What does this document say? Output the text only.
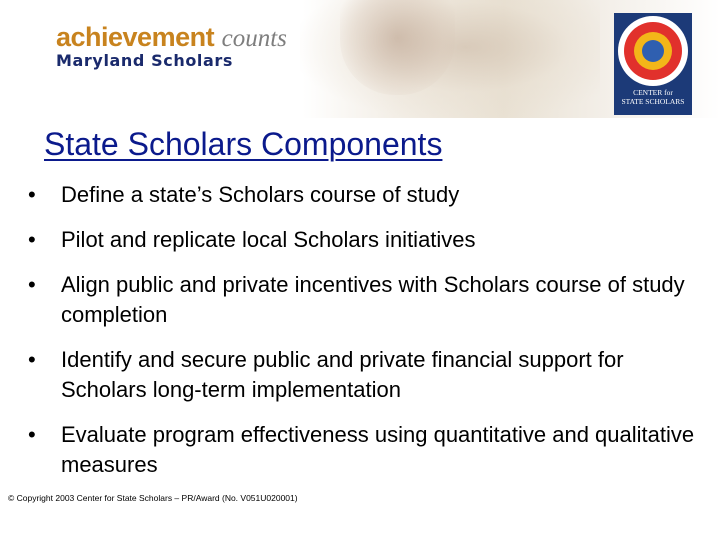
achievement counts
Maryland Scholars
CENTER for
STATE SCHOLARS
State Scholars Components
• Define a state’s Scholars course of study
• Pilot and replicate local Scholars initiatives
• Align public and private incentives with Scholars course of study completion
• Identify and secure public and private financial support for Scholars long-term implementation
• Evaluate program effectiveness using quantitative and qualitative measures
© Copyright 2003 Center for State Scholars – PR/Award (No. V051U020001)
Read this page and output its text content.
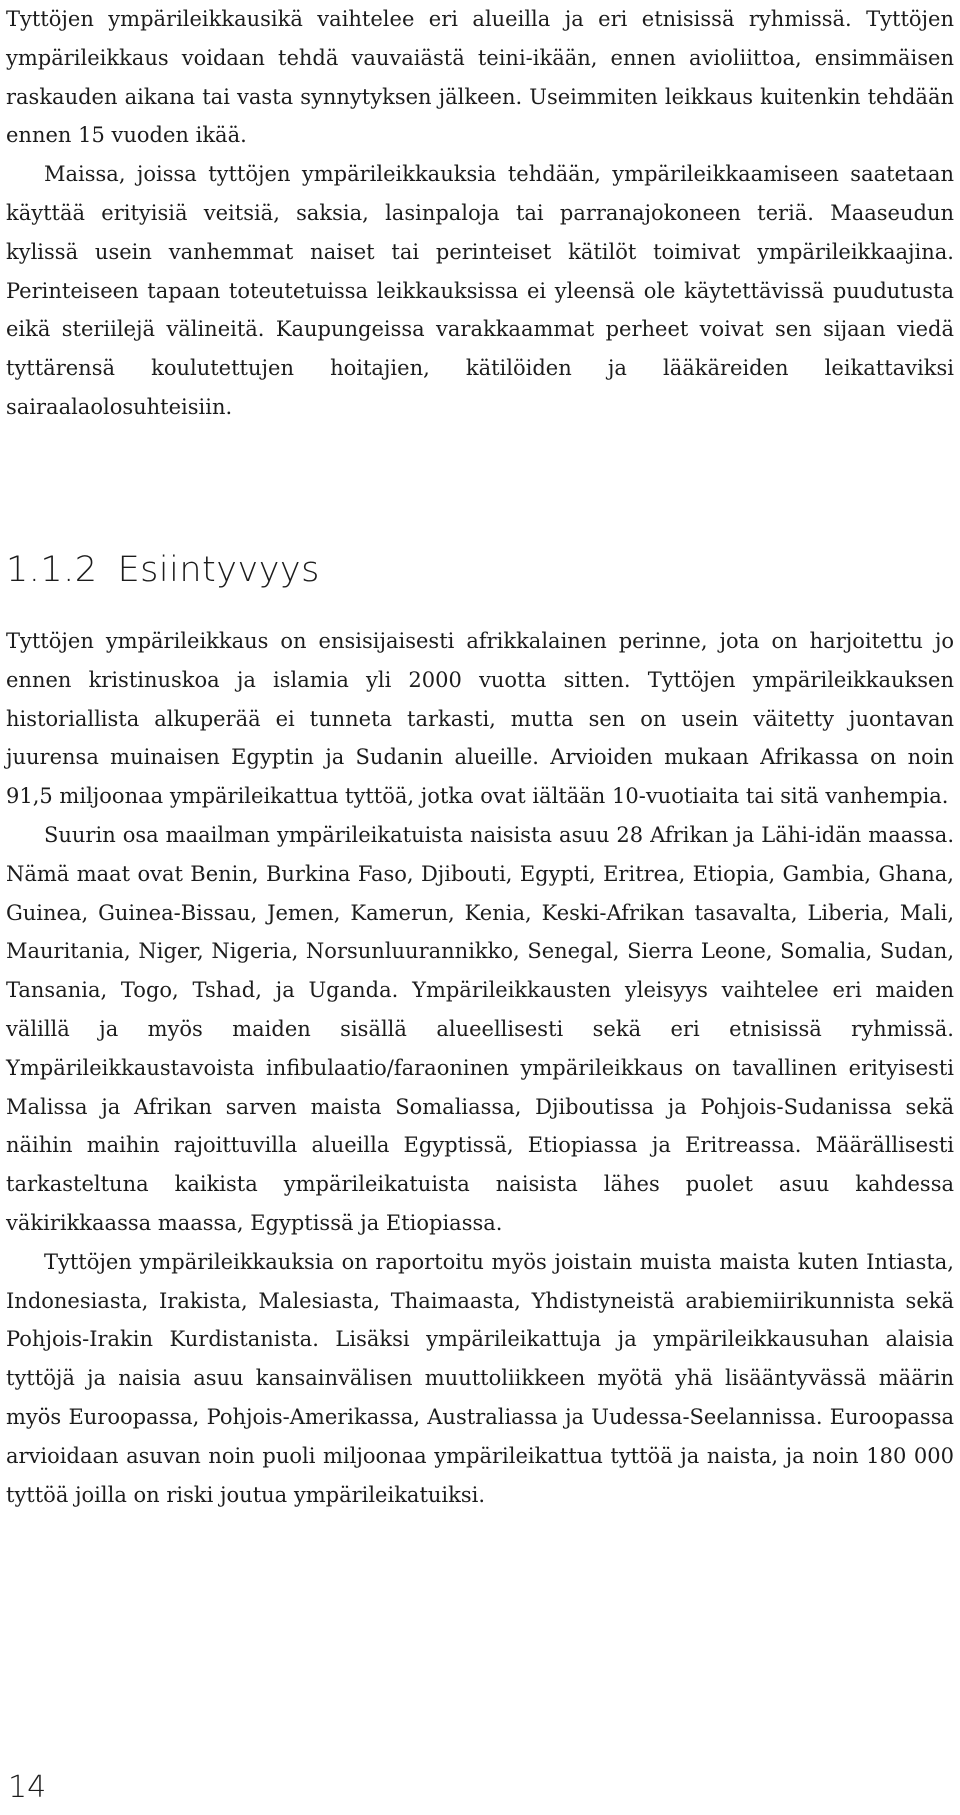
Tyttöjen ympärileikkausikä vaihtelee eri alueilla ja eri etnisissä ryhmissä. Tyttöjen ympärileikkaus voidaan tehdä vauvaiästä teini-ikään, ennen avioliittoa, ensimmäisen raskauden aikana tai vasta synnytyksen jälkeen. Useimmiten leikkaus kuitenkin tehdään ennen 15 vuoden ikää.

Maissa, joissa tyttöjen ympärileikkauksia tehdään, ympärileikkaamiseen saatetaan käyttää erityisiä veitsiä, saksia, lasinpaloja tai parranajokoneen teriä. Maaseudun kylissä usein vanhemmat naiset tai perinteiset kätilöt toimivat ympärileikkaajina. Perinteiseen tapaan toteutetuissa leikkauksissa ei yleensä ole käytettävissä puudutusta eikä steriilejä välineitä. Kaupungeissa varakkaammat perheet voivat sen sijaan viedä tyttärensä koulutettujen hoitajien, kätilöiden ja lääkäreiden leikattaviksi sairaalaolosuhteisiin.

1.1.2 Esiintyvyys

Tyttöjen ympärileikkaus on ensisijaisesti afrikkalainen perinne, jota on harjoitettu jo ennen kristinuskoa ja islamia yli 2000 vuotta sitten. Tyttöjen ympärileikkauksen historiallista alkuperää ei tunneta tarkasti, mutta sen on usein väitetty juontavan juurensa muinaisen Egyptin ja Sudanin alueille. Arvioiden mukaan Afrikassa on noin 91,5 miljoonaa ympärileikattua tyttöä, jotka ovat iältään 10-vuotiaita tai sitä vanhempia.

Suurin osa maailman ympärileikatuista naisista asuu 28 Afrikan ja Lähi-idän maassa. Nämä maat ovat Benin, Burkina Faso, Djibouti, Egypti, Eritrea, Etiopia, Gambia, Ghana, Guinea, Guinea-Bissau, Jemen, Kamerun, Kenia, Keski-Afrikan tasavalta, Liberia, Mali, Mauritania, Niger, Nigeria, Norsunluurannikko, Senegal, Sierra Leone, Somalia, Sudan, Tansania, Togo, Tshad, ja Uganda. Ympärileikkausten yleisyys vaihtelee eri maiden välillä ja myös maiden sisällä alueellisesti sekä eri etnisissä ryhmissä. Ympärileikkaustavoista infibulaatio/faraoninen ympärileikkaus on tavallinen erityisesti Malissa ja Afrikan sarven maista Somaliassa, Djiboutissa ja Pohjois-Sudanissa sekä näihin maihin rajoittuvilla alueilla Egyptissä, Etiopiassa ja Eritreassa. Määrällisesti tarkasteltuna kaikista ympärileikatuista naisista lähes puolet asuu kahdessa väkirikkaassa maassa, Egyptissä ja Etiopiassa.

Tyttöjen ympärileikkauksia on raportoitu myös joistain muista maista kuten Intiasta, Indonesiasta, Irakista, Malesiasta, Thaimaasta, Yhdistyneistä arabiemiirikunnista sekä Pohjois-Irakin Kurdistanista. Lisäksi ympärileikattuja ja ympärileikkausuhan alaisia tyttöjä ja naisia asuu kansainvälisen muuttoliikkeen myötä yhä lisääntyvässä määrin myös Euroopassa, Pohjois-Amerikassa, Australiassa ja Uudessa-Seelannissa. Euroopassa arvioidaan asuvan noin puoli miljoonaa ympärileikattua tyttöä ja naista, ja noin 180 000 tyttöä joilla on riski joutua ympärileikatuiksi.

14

==

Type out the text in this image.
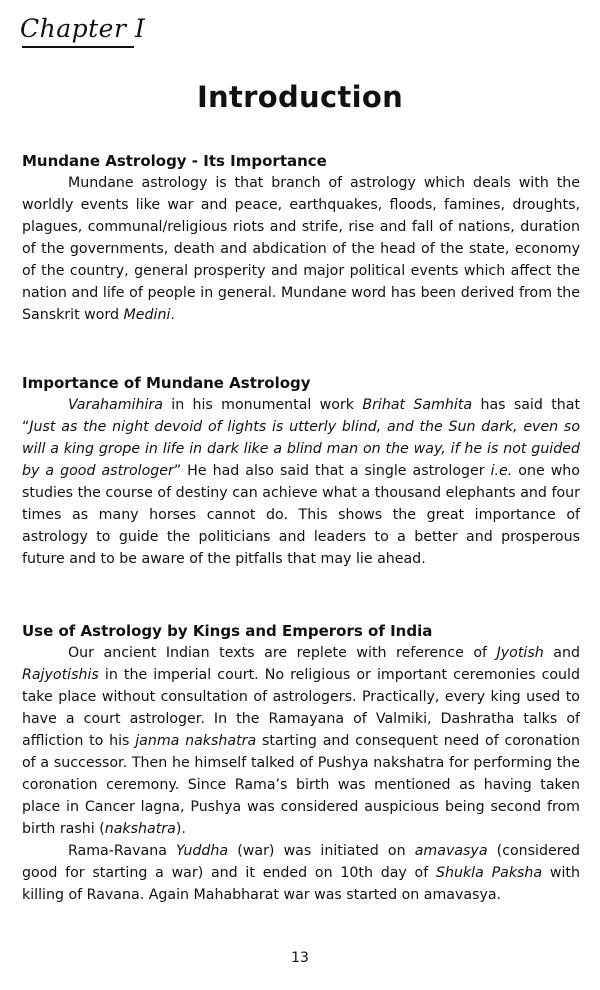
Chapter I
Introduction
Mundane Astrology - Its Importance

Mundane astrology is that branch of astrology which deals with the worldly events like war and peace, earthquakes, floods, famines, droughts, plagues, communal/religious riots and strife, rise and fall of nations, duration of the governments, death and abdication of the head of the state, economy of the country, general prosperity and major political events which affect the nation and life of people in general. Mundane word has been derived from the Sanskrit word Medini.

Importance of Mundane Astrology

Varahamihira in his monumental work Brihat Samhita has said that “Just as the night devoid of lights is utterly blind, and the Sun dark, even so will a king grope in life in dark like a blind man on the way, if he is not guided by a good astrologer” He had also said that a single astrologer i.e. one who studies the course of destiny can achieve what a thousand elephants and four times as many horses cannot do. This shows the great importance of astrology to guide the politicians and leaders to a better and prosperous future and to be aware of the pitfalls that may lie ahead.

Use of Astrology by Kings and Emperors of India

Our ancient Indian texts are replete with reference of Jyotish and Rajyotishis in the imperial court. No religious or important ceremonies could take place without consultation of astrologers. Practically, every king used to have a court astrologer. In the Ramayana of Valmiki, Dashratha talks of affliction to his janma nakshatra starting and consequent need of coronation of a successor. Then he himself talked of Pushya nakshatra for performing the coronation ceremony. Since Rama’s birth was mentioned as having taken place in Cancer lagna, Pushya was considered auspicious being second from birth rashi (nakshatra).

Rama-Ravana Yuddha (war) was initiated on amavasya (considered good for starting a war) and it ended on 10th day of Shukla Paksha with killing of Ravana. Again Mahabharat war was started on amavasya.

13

> [PROBLEM REQUIREMENTS] From the listing above, pick out each line where the word "like" appears.

> [OUTPUT FOR THIS TASK]
Mundane astrology is that branch of astrology which deals with the worldly events like war and peace, earthquakes, floods, famines, droughts, plagues, communal/religious riots and strife, rise and fall of nations, duration of the governments, death and abdication of the head of the state, economy of the country, general prosperity and major political events which affect the nation and life of people in general. Mundane word has been derived from the Sanskrit word Medini.
Varahamihira in his monumental work Brihat Samhita has said that “Just as the night devoid of lights is utterly blind, and the Sun dark, even so will a king grope in life in dark like a blind man on the way, if he is not guided by a good astrologer” He had also said that a single astrologer i.e. one who studies the course of destiny can achieve what a thousand elephants and four times as many horses cannot do. This shows the great importance of astrology to guide the politicians and leaders to a better and prosperous future and to be aware of the pitfalls that may lie ahead.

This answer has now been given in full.